— START Data entries —
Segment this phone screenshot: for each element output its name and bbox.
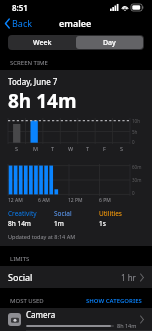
staticText: Day	[103, 38, 116, 48]
staticText: 1m	[54, 219, 64, 228]
button[interactable]: Day	[76, 36, 143, 49]
staticText: 12 AM	[8, 197, 23, 204]
staticText: SCREEN TIME	[10, 59, 48, 67]
staticText: Back	[12, 17, 33, 29]
button[interactable]: Social	[0, 266, 152, 288]
staticText: emalee	[59, 17, 92, 29]
staticText: 1 hr	[121, 272, 136, 283]
staticText: 8h 14m	[8, 88, 77, 114]
staticText: 10h	[132, 118, 140, 124]
staticText: Week	[33, 38, 52, 48]
staticText: Social	[54, 209, 72, 218]
staticText: 60m	[132, 164, 142, 170]
staticText: Updated today at 8:14 AM	[8, 233, 76, 240]
staticText: LIMITS	[10, 255, 30, 263]
staticText: 0	[132, 139, 135, 145]
staticText: 8:51	[12, 2, 28, 13]
staticText: 6 AM	[38, 197, 50, 204]
button[interactable]: Week	[9, 36, 76, 49]
staticText: 8h 14m	[8, 219, 31, 228]
staticText: T	[51, 145, 55, 152]
staticText: M	[33, 145, 38, 152]
staticText: S	[120, 145, 124, 152]
button[interactable]: Back	[0, 15, 39, 31]
staticText: 5h	[132, 129, 138, 135]
button[interactable]: SHOW CATEGORIES	[86, 297, 142, 305]
staticText: Utilities	[99, 209, 122, 218]
staticText: Creativity	[8, 209, 37, 218]
staticText: 12 PM	[68, 197, 83, 204]
staticText: S	[15, 145, 19, 152]
staticText: 30m	[132, 177, 142, 183]
staticText: SHOW CATEGORIES	[86, 297, 142, 305]
button[interactable]: Camera	[0, 308, 152, 330]
staticText: Camera	[26, 309, 56, 320]
staticText: W	[68, 145, 74, 152]
staticText: Social	[8, 271, 33, 283]
staticText: 1s	[99, 219, 106, 228]
staticText: T	[86, 145, 90, 152]
staticText: Today, June 7	[8, 76, 58, 87]
staticText: 0	[132, 190, 135, 196]
staticText: 6 PM	[99, 197, 111, 204]
staticText: 8h 14m	[117, 322, 137, 329]
staticText: MOST USED	[10, 297, 44, 305]
staticText: F	[103, 145, 106, 152]
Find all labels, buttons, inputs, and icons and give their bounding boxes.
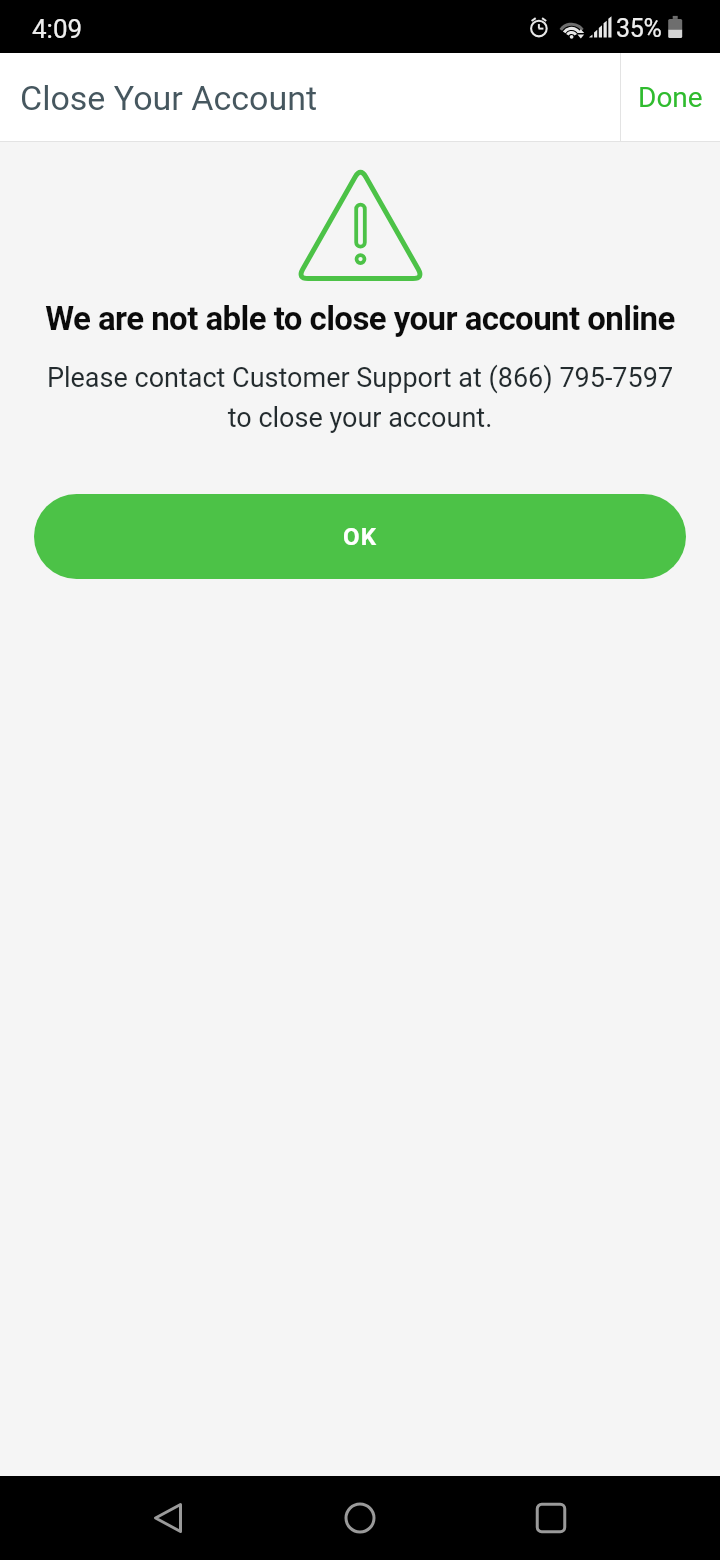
button[interactable]: Recent apps <box>509 1482 593 1554</box>
staticText: Please contact Customer Support at (866)… <box>36 362 684 433</box>
button[interactable]: Done <box>621 53 720 142</box>
staticText: 4:09 <box>32 14 83 44</box>
staticText: 35% <box>616 14 662 43</box>
button[interactable]: Home <box>318 1482 402 1554</box>
button[interactable]: Back <box>126 1482 210 1554</box>
staticText: We are not able to close your account on… <box>45 299 675 338</box>
button[interactable]: OK <box>34 494 686 579</box>
staticText: Close Your Account <box>20 78 318 118</box>
staticText: Done <box>638 81 703 114</box>
staticText: OK <box>343 523 378 551</box>
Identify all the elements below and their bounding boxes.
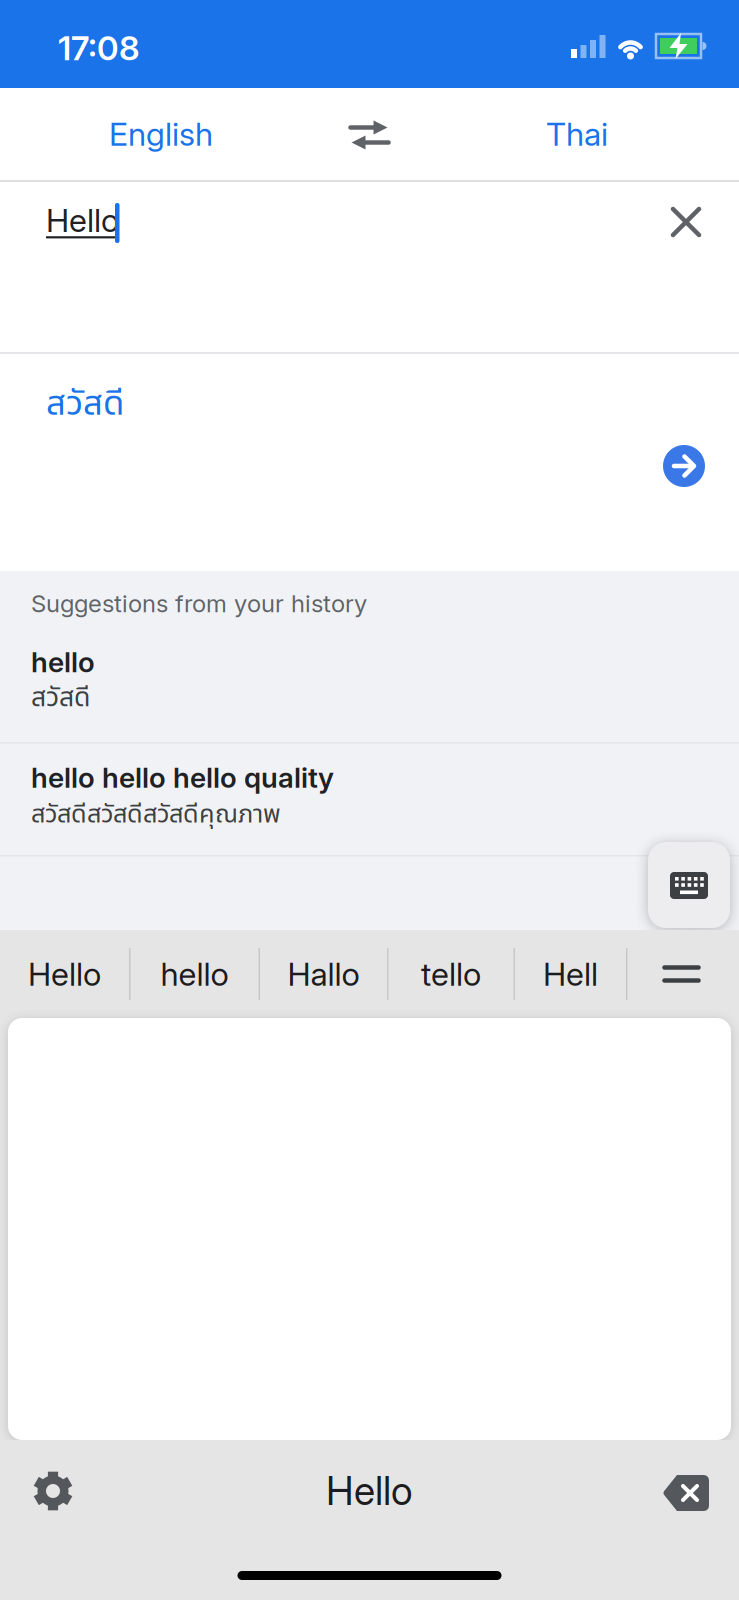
staticText: สวัสดีสวัสดีสวัสดีคุณภาพ: [31, 796, 281, 834]
button[interactable]: [628, 930, 736, 1018]
staticText: สวัสดี: [31, 678, 90, 718]
button[interactable]: Hallo: [260, 930, 387, 1018]
button[interactable]: Thai: [437, 88, 717, 180]
staticText: hello: [160, 955, 228, 993]
staticText: Suggestions from your history: [31, 589, 367, 618]
staticText: สวัสดี: [46, 378, 124, 430]
staticText: Hello: [326, 1468, 413, 1514]
button[interactable]: [648, 842, 730, 928]
staticText: hello: [31, 645, 95, 679]
button[interactable]: Hello: [0, 930, 129, 1018]
button[interactable]: Hell: [515, 930, 626, 1018]
button[interactable]: hello hello hello quality: [0, 744, 739, 854]
button[interactable]: [658, 194, 714, 250]
staticText: Hallo: [288, 955, 360, 993]
staticText: tello: [421, 955, 481, 993]
button[interactable]: [663, 445, 705, 487]
button[interactable]: [663, 1473, 709, 1513]
button[interactable]: [25, 1463, 81, 1519]
staticText: Hello: [46, 201, 119, 240]
button[interactable]: tello: [388, 930, 514, 1018]
button[interactable]: hello: [0, 630, 739, 742]
button[interactable]: hello: [130, 930, 258, 1018]
staticText: Hello: [28, 955, 101, 993]
staticText: Hell: [543, 955, 598, 993]
button[interactable]: [348, 118, 392, 152]
staticText: English: [109, 115, 213, 153]
staticText: hello hello hello quality: [31, 760, 334, 794]
button[interactable]: English: [21, 88, 301, 180]
staticText: Thai: [546, 115, 608, 153]
staticText: 17:08: [58, 28, 140, 68]
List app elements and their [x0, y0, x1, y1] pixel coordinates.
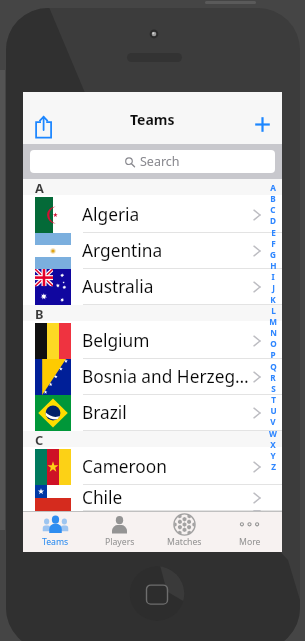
button[interactable]: Search [30, 150, 275, 173]
staticText: Players [105, 536, 135, 548]
button[interactable]: Australia [23, 269, 282, 305]
staticText: Teams [130, 110, 175, 129]
staticText: Australia [82, 275, 252, 299]
staticText: V [270, 416, 276, 427]
staticText: I [271, 271, 275, 282]
staticText: Search [140, 153, 180, 170]
button[interactable]: Add [248, 109, 276, 140]
button[interactable]: Teams [23, 512, 87, 552]
button[interactable]: More [217, 512, 282, 552]
staticText: Belgium [82, 329, 252, 353]
staticText: M [269, 316, 277, 327]
staticText: Cameroon [82, 455, 252, 479]
staticText: H [270, 260, 277, 271]
staticText: Chile [82, 486, 252, 510]
staticText: Teams [42, 536, 69, 548]
staticText: T [271, 394, 276, 405]
staticText: S [271, 383, 276, 394]
staticText: Algeria [82, 203, 252, 227]
button[interactable]: Players [87, 512, 152, 552]
button[interactable]: Cameroon [23, 449, 282, 485]
staticText: D [270, 215, 276, 226]
staticText: Q [270, 361, 277, 372]
staticText: E [271, 227, 276, 238]
button[interactable]: Chile [23, 485, 282, 511]
staticText: L [271, 305, 276, 316]
staticText: A [270, 182, 276, 193]
staticText: C [270, 204, 276, 215]
staticText: O [270, 338, 277, 349]
staticText: C [35, 431, 44, 447]
button[interactable]: Brazil [23, 395, 282, 431]
staticText: G [270, 249, 276, 260]
staticText: U [270, 405, 277, 416]
button[interactable]: Algeria [23, 197, 282, 233]
staticText: B [35, 305, 44, 321]
staticText: More [239, 536, 261, 548]
button[interactable]: Matches [152, 512, 217, 552]
staticText: W [269, 428, 277, 439]
staticText: K [270, 294, 276, 305]
button[interactable]: Belgium [23, 323, 282, 359]
staticText: Bosnia and Herzeg… [82, 365, 252, 389]
button[interactable]: Argentina [23, 233, 282, 269]
button[interactable]: Share [28, 110, 56, 140]
staticText: Argentina [82, 239, 252, 263]
button[interactable]: Bosnia and Herzeg… [23, 359, 282, 395]
staticText: F [271, 238, 276, 249]
staticText: A [35, 179, 44, 195]
staticText: X [270, 439, 276, 450]
staticText: B [270, 193, 276, 204]
staticText: J [272, 282, 275, 293]
button[interactable]: Section index [266, 182, 280, 472]
staticText: N [270, 327, 277, 338]
staticText: Y [270, 450, 276, 461]
staticText: Z [271, 461, 276, 472]
staticText: Brazil [82, 401, 252, 425]
staticText: Matches [167, 536, 202, 548]
staticText: R [270, 372, 276, 383]
staticText: P [270, 349, 276, 360]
— END Data entries —
• Request: Please extract every line from the rows above and copy each one unchanged, omitting the picture lines.

• Full answer:
Segment this phone screenshot: for each element output its name and bbox.
staticText: Day	[103, 38, 116, 48]
staticText: 1m	[54, 219, 64, 228]
button[interactable]: Day	[76, 36, 143, 49]
staticText: 12 AM	[8, 197, 23, 204]
staticText: SCREEN TIME	[10, 59, 48, 67]
staticText: Back	[12, 17, 33, 29]
button[interactable]: Social	[0, 266, 152, 288]
staticText: emalee	[59, 17, 92, 29]
staticText: 1 hr	[121, 272, 136, 283]
staticText: 8h 14m	[8, 88, 77, 114]
staticText: 10h	[132, 118, 140, 124]
staticText: Week	[33, 38, 52, 48]
staticText: Social	[54, 209, 72, 218]
staticText: 60m	[132, 164, 142, 170]
staticText: Updated today at 8:14 AM	[8, 233, 76, 240]
staticText: LIMITS	[10, 255, 30, 263]
staticText: 0	[132, 139, 135, 145]
staticText: 8:51	[12, 2, 28, 13]
staticText: 6 AM	[38, 197, 50, 204]
button[interactable]: Week	[9, 36, 76, 49]
staticText: 8h 14m	[8, 219, 31, 228]
staticText: T	[51, 145, 55, 152]
staticText: M	[33, 145, 38, 152]
staticText: S	[120, 145, 124, 152]
button[interactable]: Back	[0, 15, 39, 31]
staticText: 5h	[132, 129, 138, 135]
button[interactable]: SHOW CATEGORIES	[86, 297, 142, 305]
staticText: Utilities	[99, 209, 122, 218]
staticText: Creativity	[8, 209, 37, 218]
staticText: 12 PM	[68, 197, 83, 204]
staticText: S	[15, 145, 19, 152]
staticText: 30m	[132, 177, 142, 183]
staticText: SHOW CATEGORIES	[86, 297, 142, 305]
button[interactable]: Camera	[0, 308, 152, 330]
staticText: Camera	[26, 309, 56, 320]
staticText: W	[68, 145, 74, 152]
staticText: Social	[8, 271, 33, 283]
staticText: 1s	[99, 219, 106, 228]
staticText: T	[86, 145, 90, 152]
staticText: Today, June 7	[8, 76, 58, 87]
staticText: 0	[132, 190, 135, 196]
staticText: 6 PM	[99, 197, 111, 204]
staticText: 8h 14m	[117, 322, 137, 329]
staticText: MOST USED	[10, 297, 44, 305]
staticText: F	[103, 145, 106, 152]
Find all labels, buttons, inputs, and icons and give their bounding boxes.
button[interactable]: Recent apps <box>509 1482 593 1554</box>
staticText: Please contact Customer Support at (866)… <box>36 362 684 433</box>
button[interactable]: Done <box>621 53 720 142</box>
staticText: 4:09 <box>32 14 83 44</box>
staticText: 35% <box>616 14 662 43</box>
button[interactable]: Home <box>318 1482 402 1554</box>
button[interactable]: Back <box>126 1482 210 1554</box>
staticText: We are not able to close your account on… <box>45 299 675 338</box>
button[interactable]: OK <box>34 494 686 579</box>
staticText: Close Your Account <box>20 78 318 118</box>
staticText: Done <box>638 81 703 114</box>
staticText: OK <box>343 523 378 551</box>
Identify all the elements below and their bounding boxes.
staticText: สวัสดีสวัสดีสวัสดีคุณภาพ: [31, 796, 281, 834]
button[interactable]: [628, 930, 736, 1018]
staticText: สวัสดี: [31, 678, 90, 718]
button[interactable]: Hallo: [260, 930, 387, 1018]
button[interactable]: Thai: [437, 88, 717, 180]
staticText: hello: [160, 955, 228, 993]
staticText: Suggestions from your history: [31, 589, 367, 618]
staticText: สวัสดี: [46, 378, 124, 430]
staticText: Hello: [326, 1468, 413, 1514]
button[interactable]: [648, 842, 730, 928]
staticText: hello: [31, 645, 95, 679]
button[interactable]: Hello: [0, 930, 129, 1018]
button[interactable]: Hell: [515, 930, 626, 1018]
button[interactable]: hello hello hello quality: [0, 744, 739, 854]
button[interactable]: [658, 194, 714, 250]
staticText: Hallo: [288, 955, 360, 993]
staticText: tello: [421, 955, 481, 993]
button[interactable]: [663, 445, 705, 487]
button[interactable]: [663, 1473, 709, 1513]
button[interactable]: [25, 1463, 81, 1519]
staticText: Hello: [46, 201, 119, 240]
button[interactable]: tello: [388, 930, 514, 1018]
button[interactable]: hello: [0, 630, 739, 742]
button[interactable]: hello: [130, 930, 258, 1018]
staticText: Hello: [28, 955, 101, 993]
staticText: Hell: [543, 955, 598, 993]
button[interactable]: [348, 118, 392, 152]
staticText: English: [109, 115, 213, 153]
staticText: hello hello hello quality: [31, 760, 334, 794]
button[interactable]: English: [21, 88, 301, 180]
staticText: Thai: [546, 115, 608, 153]
staticText: 17:08: [58, 28, 140, 68]
List app elements and their [x0, y0, x1, y1] pixel coordinates.
button[interactable]: Search [30, 150, 275, 173]
staticText: Players [105, 536, 135, 548]
button[interactable]: Australia [23, 269, 282, 305]
staticText: Teams [130, 110, 175, 129]
staticText: Australia [82, 275, 252, 299]
staticText: V [270, 416, 276, 427]
staticText: I [271, 271, 275, 282]
staticText: Search [140, 153, 180, 170]
button[interactable]: Add [248, 109, 276, 140]
button[interactable]: Teams [23, 512, 87, 552]
button[interactable]: More [217, 512, 282, 552]
staticText: Belgium [82, 329, 252, 353]
staticText: M [269, 316, 277, 327]
staticText: Cameroon [82, 455, 252, 479]
staticText: H [270, 260, 277, 271]
staticText: Chile [82, 486, 252, 510]
staticText: Teams [42, 536, 69, 548]
staticText: T [271, 394, 276, 405]
staticText: S [271, 383, 276, 394]
staticText: Algeria [82, 203, 252, 227]
button[interactable]: Players [87, 512, 152, 552]
button[interactable]: Cameroon [23, 449, 282, 485]
staticText: D [270, 215, 276, 226]
staticText: Q [270, 361, 277, 372]
staticText: E [271, 227, 276, 238]
button[interactable]: Chile [23, 485, 282, 511]
staticText: L [271, 305, 276, 316]
staticText: A [270, 182, 276, 193]
staticText: C [270, 204, 276, 215]
staticText: O [270, 338, 277, 349]
staticText: C [35, 431, 44, 447]
button[interactable]: Brazil [23, 395, 282, 431]
staticText: G [270, 249, 276, 260]
staticText: U [270, 405, 277, 416]
button[interactable]: Algeria [23, 197, 282, 233]
staticText: B [35, 305, 44, 321]
staticText: More [239, 536, 261, 548]
button[interactable]: Matches [152, 512, 217, 552]
staticText: W [269, 428, 277, 439]
staticText: K [270, 294, 276, 305]
button[interactable]: Belgium [23, 323, 282, 359]
staticText: Bosnia and Herzeg… [82, 365, 252, 389]
button[interactable]: Argentina [23, 233, 282, 269]
button[interactable]: Share [28, 110, 56, 140]
staticText: Argentina [82, 239, 252, 263]
button[interactable]: Bosnia and Herzeg… [23, 359, 282, 395]
staticText: F [271, 238, 276, 249]
staticText: A [35, 179, 44, 195]
staticText: X [270, 439, 276, 450]
staticText: B [270, 193, 276, 204]
staticText: J [272, 282, 275, 293]
button[interactable]: Section index [266, 182, 280, 472]
staticText: N [270, 327, 277, 338]
staticText: Y [270, 450, 276, 461]
staticText: Z [271, 461, 276, 472]
staticText: Brazil [82, 401, 252, 425]
staticText: Matches [167, 536, 202, 548]
staticText: R [270, 372, 276, 383]
staticText: P [270, 349, 276, 360]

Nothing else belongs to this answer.